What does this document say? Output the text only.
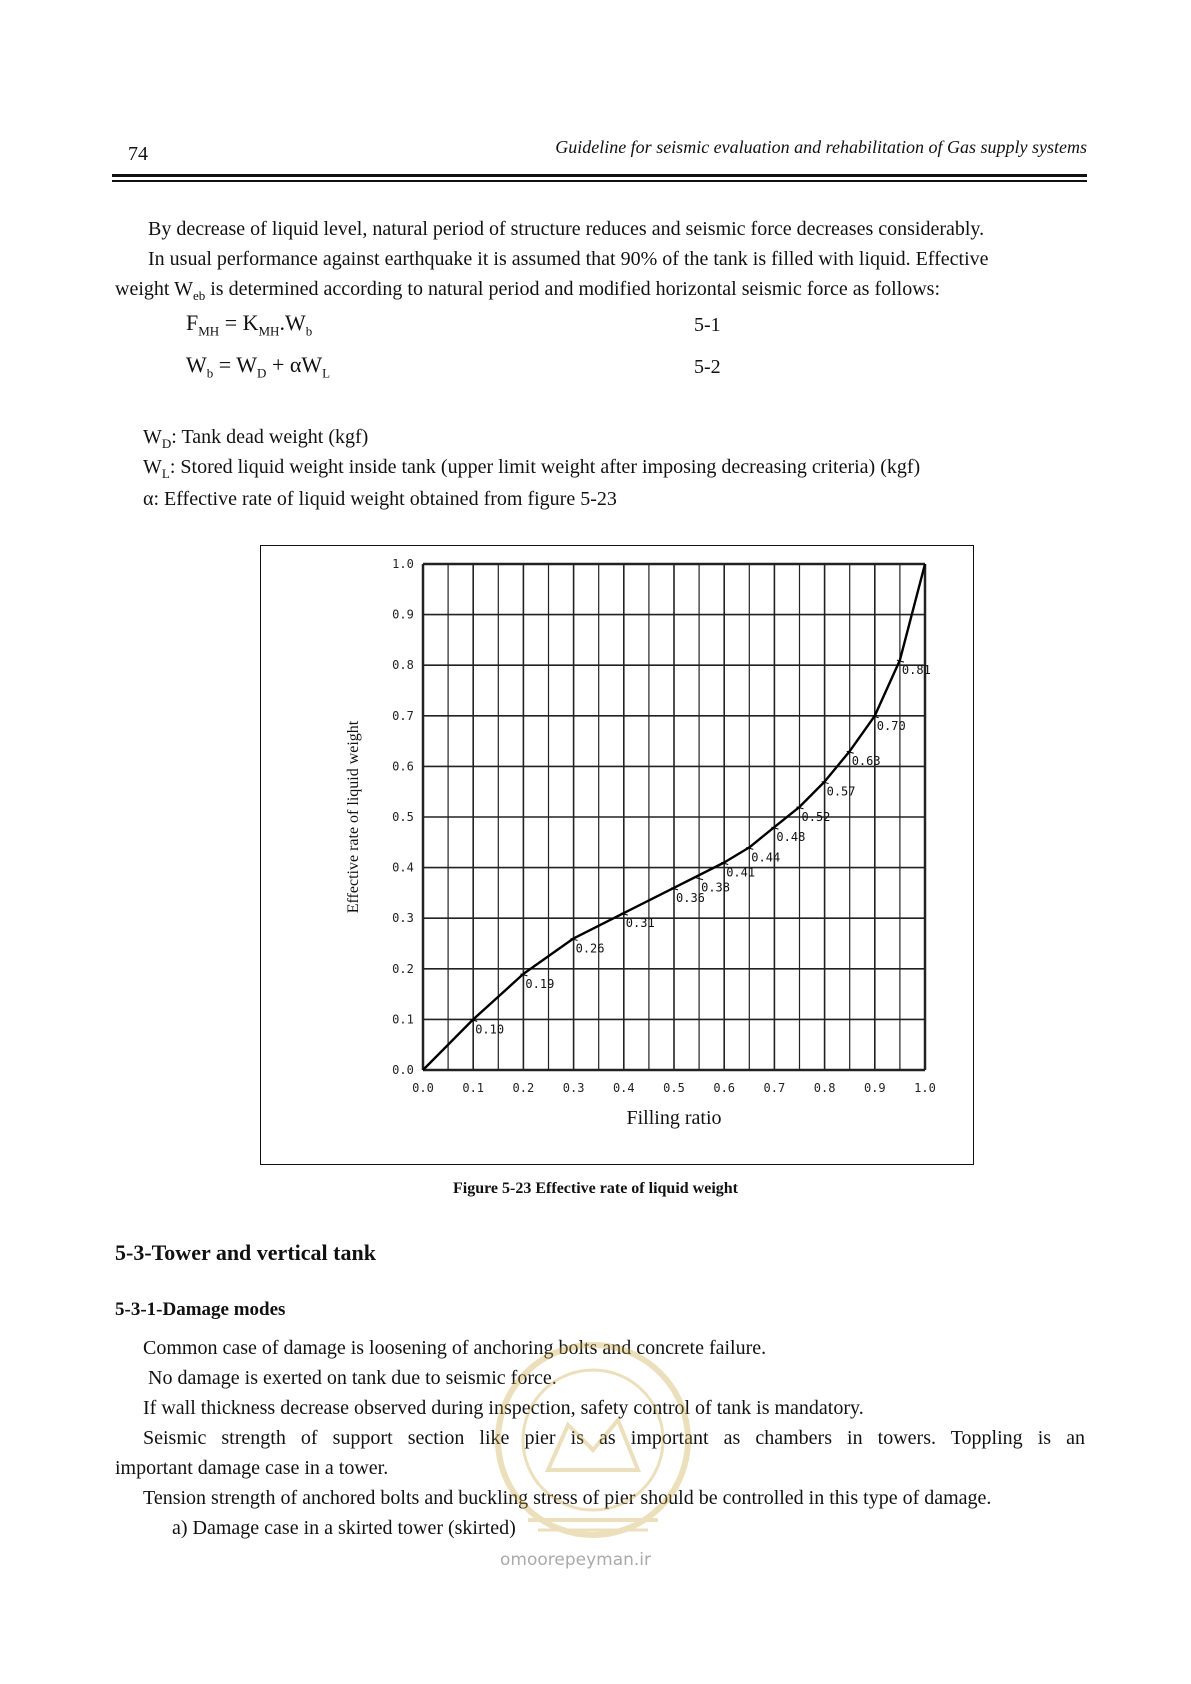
74	Guideline for seismic evaluation and rehabilitation of Gas supply systems
By decrease of liquid level, natural period of structure reduces and seismic force decreases considerably.
In usual performance against earthquake it is assumed that 90% of the tank is filled with liquid. Effective
weight $W_{eb}$ is determined according to natural period and modified horizontal seismic force as follows:
$F_{MH} = K_{MH}.W_b$	5-1
$W_b = W_D + \alpha W_L$	5-2
$W_D$: Tank dead weight (kgf)
$W_L$: Stored liquid weight inside tank (upper limit weight after imposing decreasing criteria) (kgf)
α: Effective rate of liquid weight obtained from figure 5-23
0.0 0.1 0.2 0.3 0.4 0.5 0.6 0.7 0.8 0.9 1.0
0.0
0.1
0.2
0.3
0.4
0.5
0.6
0.7
0.8
0.9
1.0
Filling ratio
Effective rate of liquid weight
0.10
0.19
0.26
0.31
0.36
0.38
0.41
0.44
0.48
0.52
0.57
0.63
0.70
0.81
Figure 5-23 Effective rate of liquid weight
5-3-Tower and vertical tank
5-3-1-Damage modes
Common case of damage is loosening of anchoring bolts and concrete failure.
No damage is exerted on tank due to seismic force.
If wall thickness decrease observed during inspection, safety control of tank is mandatory.
Seismic strength of support section like pier is as important as chambers in towers. Toppling is an
important damage case in a tower.
Tension strength of anchored bolts and buckling stress of pier should be controlled in this type of damage.
a) Damage case in a skirted tower (skirted)
omoorepeyman.ir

----------------

### GIVEN TASK
Omit every image. Quote each record exactly.

### THE OUTPUT
What does this document say? Output the text only.
74	Guideline for seismic evaluation and rehabilitation of Gas supply systems
By decrease of liquid level, natural period of structure reduces and seismic force decreases considerably.
In usual performance against earthquake it is assumed that 90% of the tank is filled with liquid. Effective
weight $W_{eb}$ is determined according to natural period and modified horizontal seismic force as follows:
$F_{MH} = K_{MH}.W_b$	5-1
$W_b = W_D + \alpha W_L$	5-2
$W_D$: Tank dead weight (kgf)
$W_L$: Stored liquid weight inside tank (upper limit weight after imposing decreasing criteria) (kgf)
α: Effective rate of liquid weight obtained from figure 5-23
0.0 0.1 0.2 0.3 0.4 0.5 0.6 0.7 0.8 0.9 1.0
0.0
0.1
0.2
0.3
0.4
0.5
0.6
0.7
0.8
0.9
1.0
Filling ratio
Effective rate of liquid weight
0.10
0.19
0.26
0.31
0.36
0.38
0.41
0.44
0.48
0.52
0.57
0.63
0.70
0.81
Figure 5-23 Effective rate of liquid weight
5-3-Tower and vertical tank
5-3-1-Damage modes
Common case of damage is loosening of anchoring bolts and concrete failure.
No damage is exerted on tank due to seismic force.
If wall thickness decrease observed during inspection, safety control of tank is mandatory.
Seismic strength of support section like pier is as important as chambers in towers. Toppling is an
important damage case in a tower.
Tension strength of anchored bolts and buckling stress of pier should be controlled in this type of damage.
a) Damage case in a skirted tower (skirted)
omoorepeyman.ir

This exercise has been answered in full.